• **Directions**: A faithful transcription of all the data is required.

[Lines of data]
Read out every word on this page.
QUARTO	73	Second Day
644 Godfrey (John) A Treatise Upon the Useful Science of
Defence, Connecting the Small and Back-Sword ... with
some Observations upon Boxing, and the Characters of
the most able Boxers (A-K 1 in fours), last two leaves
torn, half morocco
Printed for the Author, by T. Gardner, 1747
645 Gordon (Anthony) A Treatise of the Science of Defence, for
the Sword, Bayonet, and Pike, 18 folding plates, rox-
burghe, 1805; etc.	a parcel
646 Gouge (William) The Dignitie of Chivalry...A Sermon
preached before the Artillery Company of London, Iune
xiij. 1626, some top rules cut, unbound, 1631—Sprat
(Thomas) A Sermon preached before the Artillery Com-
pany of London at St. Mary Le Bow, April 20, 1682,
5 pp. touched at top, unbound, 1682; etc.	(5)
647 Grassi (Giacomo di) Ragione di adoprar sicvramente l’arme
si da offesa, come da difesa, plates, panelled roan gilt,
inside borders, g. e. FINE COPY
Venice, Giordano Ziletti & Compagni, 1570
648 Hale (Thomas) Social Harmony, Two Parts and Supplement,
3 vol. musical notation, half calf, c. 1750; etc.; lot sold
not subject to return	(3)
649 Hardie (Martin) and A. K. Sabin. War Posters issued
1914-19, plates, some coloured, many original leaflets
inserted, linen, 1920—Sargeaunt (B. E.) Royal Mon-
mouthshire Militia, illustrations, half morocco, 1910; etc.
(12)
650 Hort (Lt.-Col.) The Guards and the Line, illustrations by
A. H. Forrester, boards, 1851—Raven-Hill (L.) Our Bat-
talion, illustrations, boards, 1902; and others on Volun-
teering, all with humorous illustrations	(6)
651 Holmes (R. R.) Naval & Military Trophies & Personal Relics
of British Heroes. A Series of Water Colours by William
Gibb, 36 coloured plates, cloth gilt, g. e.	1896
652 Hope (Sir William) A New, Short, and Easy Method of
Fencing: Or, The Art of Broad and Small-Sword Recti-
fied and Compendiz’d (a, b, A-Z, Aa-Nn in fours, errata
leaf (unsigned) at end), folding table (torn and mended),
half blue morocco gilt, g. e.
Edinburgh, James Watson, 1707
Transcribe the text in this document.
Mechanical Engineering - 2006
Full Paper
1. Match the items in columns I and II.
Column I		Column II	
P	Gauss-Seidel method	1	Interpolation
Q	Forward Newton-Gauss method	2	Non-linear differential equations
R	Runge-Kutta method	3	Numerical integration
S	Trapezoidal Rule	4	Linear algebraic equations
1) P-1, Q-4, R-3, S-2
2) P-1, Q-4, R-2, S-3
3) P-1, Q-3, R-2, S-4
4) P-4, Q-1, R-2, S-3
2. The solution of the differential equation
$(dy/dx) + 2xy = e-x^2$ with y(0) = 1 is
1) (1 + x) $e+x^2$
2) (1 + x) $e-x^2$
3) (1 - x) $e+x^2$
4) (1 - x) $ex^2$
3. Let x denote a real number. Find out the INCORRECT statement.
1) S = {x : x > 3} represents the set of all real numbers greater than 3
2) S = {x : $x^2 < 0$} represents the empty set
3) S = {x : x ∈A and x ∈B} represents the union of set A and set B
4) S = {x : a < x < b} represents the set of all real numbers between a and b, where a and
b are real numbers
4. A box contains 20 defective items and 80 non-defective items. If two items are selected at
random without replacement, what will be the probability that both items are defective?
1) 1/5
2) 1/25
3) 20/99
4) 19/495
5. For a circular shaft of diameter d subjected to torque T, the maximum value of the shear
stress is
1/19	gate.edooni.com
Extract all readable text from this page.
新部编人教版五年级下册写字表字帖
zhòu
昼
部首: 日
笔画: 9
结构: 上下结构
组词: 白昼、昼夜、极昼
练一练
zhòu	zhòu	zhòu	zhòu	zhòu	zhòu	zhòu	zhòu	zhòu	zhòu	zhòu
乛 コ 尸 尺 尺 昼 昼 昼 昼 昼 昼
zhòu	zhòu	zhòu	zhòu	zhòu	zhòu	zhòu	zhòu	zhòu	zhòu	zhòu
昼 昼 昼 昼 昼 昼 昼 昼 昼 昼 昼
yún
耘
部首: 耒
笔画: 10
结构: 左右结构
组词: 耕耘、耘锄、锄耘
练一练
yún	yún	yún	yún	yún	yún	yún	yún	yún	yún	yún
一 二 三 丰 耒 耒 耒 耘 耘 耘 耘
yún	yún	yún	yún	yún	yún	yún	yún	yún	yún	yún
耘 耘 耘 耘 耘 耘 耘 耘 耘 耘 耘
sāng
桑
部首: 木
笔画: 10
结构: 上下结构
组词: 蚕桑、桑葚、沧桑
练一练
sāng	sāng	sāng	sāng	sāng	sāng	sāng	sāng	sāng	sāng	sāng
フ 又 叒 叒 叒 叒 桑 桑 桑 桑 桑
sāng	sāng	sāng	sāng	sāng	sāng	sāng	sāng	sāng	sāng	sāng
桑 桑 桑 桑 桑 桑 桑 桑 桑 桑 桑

• **In response**:
Read out every word on this page.
QUARTO	73	Second Day
644 Godfrey (John) A Treatise Upon the Useful Science of
Defence, Connecting the Small and Back-Sword ... with
some Observations upon Boxing, and the Characters of
the most able Boxers (A-K 1 in fours), last two leaves
torn, half morocco
Printed for the Author, by T. Gardner, 1747
645 Gordon (Anthony) A Treatise of the Science of Defence, for
the Sword, Bayonet, and Pike, 18 folding plates, rox-
burghe, 1805; etc.	a parcel
646 Gouge (William) The Dignitie of Chivalry...A Sermon
preached before the Artillery Company of London, Iune
xiij. 1626, some top rules cut, unbound, 1631—Sprat
(Thomas) A Sermon preached before the Artillery Com-
pany of London at St. Mary Le Bow, April 20, 1682,
5 pp. touched at top, unbound, 1682; etc.	(5)
647 Grassi (Giacomo di) Ragione di adoprar sicvramente l’arme
si da offesa, come da difesa, plates, panelled roan gilt,
inside borders, g. e. FINE COPY
Venice, Giordano Ziletti & Compagni, 1570
648 Hale (Thomas) Social Harmony, Two Parts and Supplement,
3 vol. musical notation, half calf, c. 1750; etc.; lot sold
not subject to return	(3)
649 Hardie (Martin) and A. K. Sabin. War Posters issued
1914-19, plates, some coloured, many original leaflets
inserted, linen, 1920—Sargeaunt (B. E.) Royal Mon-
mouthshire Militia, illustrations, half morocco, 1910; etc.
(12)
650 Hort (Lt.-Col.) The Guards and the Line, illustrations by
A. H. Forrester, boards, 1851—Raven-Hill (L.) Our Bat-
talion, illustrations, boards, 1902; and others on Volun-
teering, all with humorous illustrations	(6)
651 Holmes (R. R.) Naval & Military Trophies & Personal Relics
of British Heroes. A Series of Water Colours by William
Gibb, 36 coloured plates, cloth gilt, g. e.	1896
652 Hope (Sir William) A New, Short, and Easy Method of
Fencing: Or, The Art of Broad and Small-Sword Recti-
fied and Compendiz’d (a, b, A-Z, Aa-Nn in fours, errata
leaf (unsigned) at end), folding table (torn and mended),
half blue morocco gilt, g. e.
Edinburgh, James Watson, 1707
Transcribe the text in this document.
Mechanical Engineering - 2006
Full Paper
1. Match the items in columns I and II.
Column I		Column II	
P	Gauss-Seidel method	1	Interpolation
Q	Forward Newton-Gauss method	2	Non-linear differential equations
R	Runge-Kutta method	3	Numerical integration
S	Trapezoidal Rule	4	Linear algebraic equations
1) P-1, Q-4, R-3, S-2
2) P-1, Q-4, R-2, S-3
3) P-1, Q-3, R-2, S-4
4) P-4, Q-1, R-2, S-3
2. The solution of the differential equation
$(dy/dx) + 2xy = e-x^2$ with y(0) = 1 is
1) (1 + x) $e+x^2$
2) (1 + x) $e-x^2$
3) (1 - x) $e+x^2$
4) (1 - x) $ex^2$
3. Let x denote a real number. Find out the INCORRECT statement.
1) S = {x : x > 3} represents the set of all real numbers greater than 3
2) S = {x : $x^2 < 0$} represents the empty set
3) S = {x : x ∈A and x ∈B} represents the union of set A and set B
4) S = {x : a < x < b} represents the set of all real numbers between a and b, where a and
b are real numbers
4. A box contains 20 defective items and 80 non-defective items. If two items are selected at
random without replacement, what will be the probability that both items are defective?
1) 1/5
2) 1/25
3) 20/99
4) 19/495
5. For a circular shaft of diameter d subjected to torque T, the maximum value of the shear
stress is
1/19	gate.edooni.com
Extract all readable text from this page.
新部编人教版五年级下册写字表字帖
zhòu
昼
部首: 日
笔画: 9
结构: 上下结构
组词: 白昼、昼夜、极昼
练一练
zhòu	zhòu	zhòu	zhòu	zhòu	zhòu	zhòu	zhòu	zhòu	zhòu	zhòu
乛 コ 尸 尺 尺 昼 昼 昼 昼 昼 昼
zhòu	zhòu	zhòu	zhòu	zhòu	zhòu	zhòu	zhòu	zhòu	zhòu	zhòu
昼 昼 昼 昼 昼 昼 昼 昼 昼 昼 昼
yún
耘
部首: 耒
笔画: 10
结构: 左右结构
组词: 耕耘、耘锄、锄耘
练一练
yún	yún	yún	yún	yún	yún	yún	yún	yún	yún	yún
一 二 三 丰 耒 耒 耒 耘 耘 耘 耘
yún	yún	yún	yún	yún	yún	yún	yún	yún	yún	yún
耘 耘 耘 耘 耘 耘 耘 耘 耘 耘 耘
sāng
桑
部首: 木
笔画: 10
结构: 上下结构
组词: 蚕桑、桑葚、沧桑
练一练
sāng	sāng	sāng	sāng	sāng	sāng	sāng	sāng	sāng	sāng	sāng
フ 又 叒 叒 叒 叒 桑 桑 桑 桑 桑
sāng	sāng	sāng	sāng	sāng	sāng	sāng	sāng	sāng	sāng	sāng
桑 桑 桑 桑 桑 桑 桑 桑 桑 桑 桑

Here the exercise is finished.